## GIVEN PROBLEM
Look for the string "densities" in the lines and copy each line that has it.

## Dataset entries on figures
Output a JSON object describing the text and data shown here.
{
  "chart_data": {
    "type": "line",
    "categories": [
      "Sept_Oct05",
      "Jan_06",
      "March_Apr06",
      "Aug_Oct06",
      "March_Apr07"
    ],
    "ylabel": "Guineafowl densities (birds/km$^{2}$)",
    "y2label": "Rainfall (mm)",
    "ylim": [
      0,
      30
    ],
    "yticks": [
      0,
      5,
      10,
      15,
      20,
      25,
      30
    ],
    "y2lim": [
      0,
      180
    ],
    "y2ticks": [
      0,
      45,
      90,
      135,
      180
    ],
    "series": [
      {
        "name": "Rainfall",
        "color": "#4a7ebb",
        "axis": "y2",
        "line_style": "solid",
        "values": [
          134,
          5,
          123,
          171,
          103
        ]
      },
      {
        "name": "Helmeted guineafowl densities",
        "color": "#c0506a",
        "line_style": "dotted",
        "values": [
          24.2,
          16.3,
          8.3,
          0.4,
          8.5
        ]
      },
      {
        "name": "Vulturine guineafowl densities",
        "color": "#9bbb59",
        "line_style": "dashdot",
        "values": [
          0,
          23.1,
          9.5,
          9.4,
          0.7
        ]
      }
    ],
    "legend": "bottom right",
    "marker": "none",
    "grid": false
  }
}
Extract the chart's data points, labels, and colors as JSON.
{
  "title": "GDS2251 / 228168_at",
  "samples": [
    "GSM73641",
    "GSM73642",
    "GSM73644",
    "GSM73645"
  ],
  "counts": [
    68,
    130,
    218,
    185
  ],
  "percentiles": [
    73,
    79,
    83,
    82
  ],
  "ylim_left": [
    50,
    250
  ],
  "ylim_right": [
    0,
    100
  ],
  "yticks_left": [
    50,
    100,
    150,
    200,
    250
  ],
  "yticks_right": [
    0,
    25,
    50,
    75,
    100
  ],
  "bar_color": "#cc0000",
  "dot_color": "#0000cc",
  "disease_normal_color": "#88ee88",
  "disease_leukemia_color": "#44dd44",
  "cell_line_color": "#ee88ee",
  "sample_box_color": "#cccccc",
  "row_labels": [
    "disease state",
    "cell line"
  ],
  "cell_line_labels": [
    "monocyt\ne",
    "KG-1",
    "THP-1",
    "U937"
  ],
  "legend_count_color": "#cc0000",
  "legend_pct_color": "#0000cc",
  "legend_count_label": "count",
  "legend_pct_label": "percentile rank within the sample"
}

## RESULT FOR THIS TASK
    "ylabel": "Guineafowl densities (birds/km$^{2}$)",
        "name": "Helmeted guineafowl densities",
        "name": "Vulturine guineafowl densities",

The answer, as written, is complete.